Task to complete ::
From the listing below, pull out the lines that hold "caption".
####################
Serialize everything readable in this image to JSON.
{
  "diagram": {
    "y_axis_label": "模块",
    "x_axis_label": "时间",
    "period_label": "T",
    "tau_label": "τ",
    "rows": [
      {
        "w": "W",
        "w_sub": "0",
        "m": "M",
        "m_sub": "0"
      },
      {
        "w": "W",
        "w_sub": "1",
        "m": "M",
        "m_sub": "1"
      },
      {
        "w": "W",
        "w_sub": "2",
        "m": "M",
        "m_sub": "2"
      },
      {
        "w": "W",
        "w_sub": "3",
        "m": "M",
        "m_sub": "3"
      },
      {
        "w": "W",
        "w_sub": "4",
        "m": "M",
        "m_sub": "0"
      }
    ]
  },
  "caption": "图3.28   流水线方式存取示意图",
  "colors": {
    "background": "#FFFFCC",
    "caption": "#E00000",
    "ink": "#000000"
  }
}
####################
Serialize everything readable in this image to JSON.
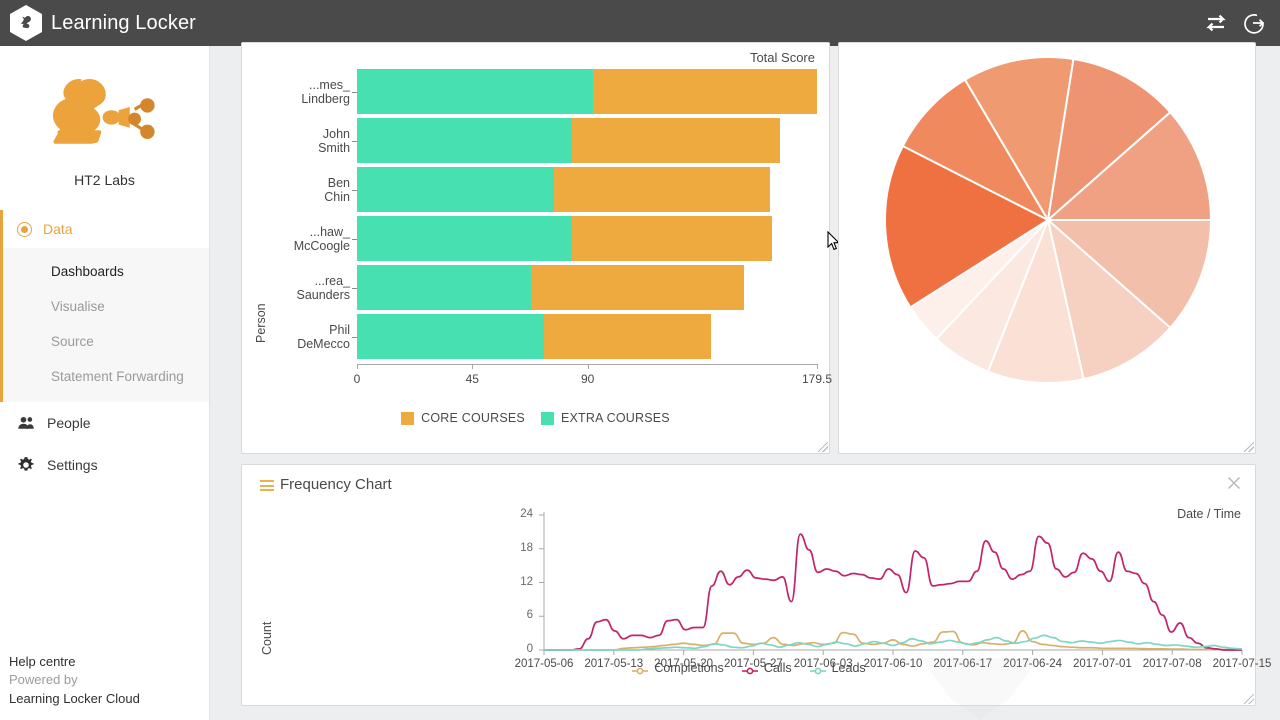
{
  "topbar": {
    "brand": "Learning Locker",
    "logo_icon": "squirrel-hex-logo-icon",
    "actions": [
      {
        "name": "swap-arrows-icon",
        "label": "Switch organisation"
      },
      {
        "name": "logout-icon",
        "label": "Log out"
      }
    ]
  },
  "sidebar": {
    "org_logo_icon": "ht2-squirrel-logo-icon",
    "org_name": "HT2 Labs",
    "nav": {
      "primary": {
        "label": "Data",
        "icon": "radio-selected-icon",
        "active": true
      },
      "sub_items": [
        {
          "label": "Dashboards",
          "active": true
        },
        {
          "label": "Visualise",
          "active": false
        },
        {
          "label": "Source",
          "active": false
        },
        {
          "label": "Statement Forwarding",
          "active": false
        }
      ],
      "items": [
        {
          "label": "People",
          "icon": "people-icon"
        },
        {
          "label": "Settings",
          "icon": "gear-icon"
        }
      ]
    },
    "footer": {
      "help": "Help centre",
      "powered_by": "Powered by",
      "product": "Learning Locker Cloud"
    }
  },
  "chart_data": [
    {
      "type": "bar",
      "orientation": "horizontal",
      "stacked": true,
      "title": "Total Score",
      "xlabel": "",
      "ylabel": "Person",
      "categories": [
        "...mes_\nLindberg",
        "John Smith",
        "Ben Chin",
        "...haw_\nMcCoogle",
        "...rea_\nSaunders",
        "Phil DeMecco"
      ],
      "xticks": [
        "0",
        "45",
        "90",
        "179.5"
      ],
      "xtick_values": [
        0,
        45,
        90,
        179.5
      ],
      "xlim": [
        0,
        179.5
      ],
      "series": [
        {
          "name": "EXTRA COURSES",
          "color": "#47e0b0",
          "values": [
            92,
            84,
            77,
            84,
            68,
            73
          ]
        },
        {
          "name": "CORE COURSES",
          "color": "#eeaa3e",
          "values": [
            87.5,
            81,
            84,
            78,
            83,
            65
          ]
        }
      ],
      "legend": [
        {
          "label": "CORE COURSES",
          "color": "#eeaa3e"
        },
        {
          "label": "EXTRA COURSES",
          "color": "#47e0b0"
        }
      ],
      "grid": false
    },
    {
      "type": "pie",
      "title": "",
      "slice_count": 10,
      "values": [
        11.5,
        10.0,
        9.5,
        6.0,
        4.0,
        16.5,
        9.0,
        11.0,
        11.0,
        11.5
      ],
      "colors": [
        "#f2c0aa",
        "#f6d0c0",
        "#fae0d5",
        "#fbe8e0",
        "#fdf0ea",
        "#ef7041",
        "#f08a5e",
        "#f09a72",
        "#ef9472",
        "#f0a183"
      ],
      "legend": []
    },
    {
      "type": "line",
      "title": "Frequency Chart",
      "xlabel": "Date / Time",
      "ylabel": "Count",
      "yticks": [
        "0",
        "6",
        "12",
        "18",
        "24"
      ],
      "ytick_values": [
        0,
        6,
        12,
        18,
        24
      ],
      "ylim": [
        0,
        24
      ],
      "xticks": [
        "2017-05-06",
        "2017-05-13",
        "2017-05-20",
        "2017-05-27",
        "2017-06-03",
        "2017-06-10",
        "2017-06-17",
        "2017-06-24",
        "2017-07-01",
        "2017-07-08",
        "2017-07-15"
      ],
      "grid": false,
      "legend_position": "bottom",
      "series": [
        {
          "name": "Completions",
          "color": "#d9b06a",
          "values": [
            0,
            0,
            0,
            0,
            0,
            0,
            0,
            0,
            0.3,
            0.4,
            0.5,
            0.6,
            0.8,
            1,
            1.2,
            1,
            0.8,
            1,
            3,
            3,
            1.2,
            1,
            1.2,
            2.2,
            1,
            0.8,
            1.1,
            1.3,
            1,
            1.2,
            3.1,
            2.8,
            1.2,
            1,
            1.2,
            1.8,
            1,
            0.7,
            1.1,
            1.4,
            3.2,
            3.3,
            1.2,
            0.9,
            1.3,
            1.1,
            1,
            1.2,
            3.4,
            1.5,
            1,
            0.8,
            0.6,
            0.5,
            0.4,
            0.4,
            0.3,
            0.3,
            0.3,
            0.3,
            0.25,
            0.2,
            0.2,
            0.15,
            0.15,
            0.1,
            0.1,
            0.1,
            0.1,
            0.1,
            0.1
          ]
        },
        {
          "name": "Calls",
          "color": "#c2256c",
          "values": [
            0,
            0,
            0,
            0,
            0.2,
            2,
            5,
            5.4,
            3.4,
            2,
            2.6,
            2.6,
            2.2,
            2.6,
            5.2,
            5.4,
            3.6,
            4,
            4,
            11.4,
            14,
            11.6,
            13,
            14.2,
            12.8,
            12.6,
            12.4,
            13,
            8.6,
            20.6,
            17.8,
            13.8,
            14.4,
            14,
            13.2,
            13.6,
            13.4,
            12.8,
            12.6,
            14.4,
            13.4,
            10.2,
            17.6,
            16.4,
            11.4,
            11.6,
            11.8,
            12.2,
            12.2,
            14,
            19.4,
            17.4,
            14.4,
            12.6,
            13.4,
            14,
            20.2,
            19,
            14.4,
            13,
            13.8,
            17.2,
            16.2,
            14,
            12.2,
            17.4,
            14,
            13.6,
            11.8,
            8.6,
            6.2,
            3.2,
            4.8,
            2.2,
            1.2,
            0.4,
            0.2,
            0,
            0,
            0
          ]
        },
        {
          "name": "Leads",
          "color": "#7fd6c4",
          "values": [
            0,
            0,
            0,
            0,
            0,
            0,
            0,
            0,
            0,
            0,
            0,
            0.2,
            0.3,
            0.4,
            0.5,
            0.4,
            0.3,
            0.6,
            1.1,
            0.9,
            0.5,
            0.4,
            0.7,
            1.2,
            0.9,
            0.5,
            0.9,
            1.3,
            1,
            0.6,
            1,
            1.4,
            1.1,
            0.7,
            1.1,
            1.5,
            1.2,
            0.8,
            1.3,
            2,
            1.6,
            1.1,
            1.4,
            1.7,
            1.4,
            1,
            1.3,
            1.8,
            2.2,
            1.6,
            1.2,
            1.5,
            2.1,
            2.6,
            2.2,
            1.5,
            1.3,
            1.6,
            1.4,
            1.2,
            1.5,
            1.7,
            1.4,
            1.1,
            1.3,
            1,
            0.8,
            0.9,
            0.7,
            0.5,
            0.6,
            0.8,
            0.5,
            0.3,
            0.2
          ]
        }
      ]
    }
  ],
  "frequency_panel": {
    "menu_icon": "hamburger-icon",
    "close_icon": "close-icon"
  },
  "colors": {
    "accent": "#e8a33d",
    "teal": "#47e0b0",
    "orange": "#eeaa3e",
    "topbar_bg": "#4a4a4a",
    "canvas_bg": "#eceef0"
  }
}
####################
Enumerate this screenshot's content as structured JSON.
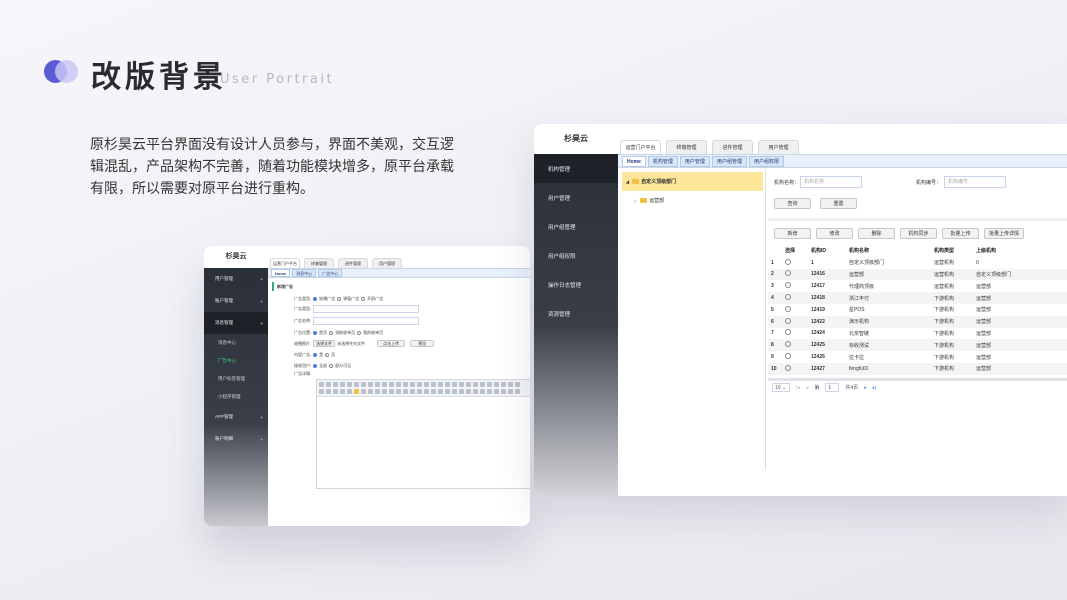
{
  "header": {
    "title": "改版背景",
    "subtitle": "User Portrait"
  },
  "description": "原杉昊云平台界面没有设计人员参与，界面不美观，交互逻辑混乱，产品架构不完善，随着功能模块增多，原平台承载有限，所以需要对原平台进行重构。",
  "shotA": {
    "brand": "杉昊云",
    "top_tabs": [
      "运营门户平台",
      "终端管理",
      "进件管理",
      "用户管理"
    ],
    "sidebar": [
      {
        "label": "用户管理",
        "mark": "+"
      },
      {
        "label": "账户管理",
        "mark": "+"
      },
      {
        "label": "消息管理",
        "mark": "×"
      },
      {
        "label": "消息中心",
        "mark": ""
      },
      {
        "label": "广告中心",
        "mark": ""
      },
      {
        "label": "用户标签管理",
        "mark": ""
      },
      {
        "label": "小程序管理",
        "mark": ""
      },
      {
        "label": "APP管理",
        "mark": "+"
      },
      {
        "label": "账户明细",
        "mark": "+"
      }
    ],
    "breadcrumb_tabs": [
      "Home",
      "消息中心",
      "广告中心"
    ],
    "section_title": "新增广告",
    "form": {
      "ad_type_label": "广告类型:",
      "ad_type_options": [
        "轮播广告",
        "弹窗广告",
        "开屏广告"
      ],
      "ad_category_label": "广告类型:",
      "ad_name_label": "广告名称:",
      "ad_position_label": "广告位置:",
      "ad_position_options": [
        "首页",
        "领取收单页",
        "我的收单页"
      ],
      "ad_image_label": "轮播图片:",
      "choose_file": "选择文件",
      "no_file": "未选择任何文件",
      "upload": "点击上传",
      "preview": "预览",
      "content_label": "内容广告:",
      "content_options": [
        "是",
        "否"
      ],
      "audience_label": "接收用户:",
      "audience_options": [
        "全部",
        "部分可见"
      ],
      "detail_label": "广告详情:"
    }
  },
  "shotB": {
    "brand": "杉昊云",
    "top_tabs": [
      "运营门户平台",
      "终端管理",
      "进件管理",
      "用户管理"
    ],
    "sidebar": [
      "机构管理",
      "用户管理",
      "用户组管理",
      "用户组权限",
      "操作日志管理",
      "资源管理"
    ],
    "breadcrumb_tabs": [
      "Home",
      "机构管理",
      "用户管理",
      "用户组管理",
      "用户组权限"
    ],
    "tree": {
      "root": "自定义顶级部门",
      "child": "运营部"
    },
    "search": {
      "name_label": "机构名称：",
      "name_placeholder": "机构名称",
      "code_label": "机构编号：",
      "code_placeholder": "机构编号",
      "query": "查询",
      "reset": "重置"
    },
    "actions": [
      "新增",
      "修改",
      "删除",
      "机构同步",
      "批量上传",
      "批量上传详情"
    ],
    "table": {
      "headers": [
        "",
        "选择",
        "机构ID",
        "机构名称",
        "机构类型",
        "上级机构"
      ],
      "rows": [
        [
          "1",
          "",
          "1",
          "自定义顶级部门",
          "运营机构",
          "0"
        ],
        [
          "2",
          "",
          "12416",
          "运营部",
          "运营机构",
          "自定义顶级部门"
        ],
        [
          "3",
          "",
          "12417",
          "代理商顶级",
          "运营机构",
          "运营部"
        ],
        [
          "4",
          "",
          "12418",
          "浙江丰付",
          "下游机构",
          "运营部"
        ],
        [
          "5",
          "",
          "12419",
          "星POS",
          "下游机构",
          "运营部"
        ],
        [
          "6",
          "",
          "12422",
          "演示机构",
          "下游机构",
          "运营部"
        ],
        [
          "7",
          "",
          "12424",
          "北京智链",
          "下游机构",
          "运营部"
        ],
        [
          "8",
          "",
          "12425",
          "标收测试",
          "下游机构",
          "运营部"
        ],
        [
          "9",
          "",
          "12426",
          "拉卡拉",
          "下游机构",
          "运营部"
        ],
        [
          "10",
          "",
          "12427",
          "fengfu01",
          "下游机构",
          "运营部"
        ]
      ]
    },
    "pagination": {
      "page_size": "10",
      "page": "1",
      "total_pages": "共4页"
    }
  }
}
####################
Answer to this exercise ::
  "caption": "图3.28   流水线方式存取示意图",
    "caption": "#E00000",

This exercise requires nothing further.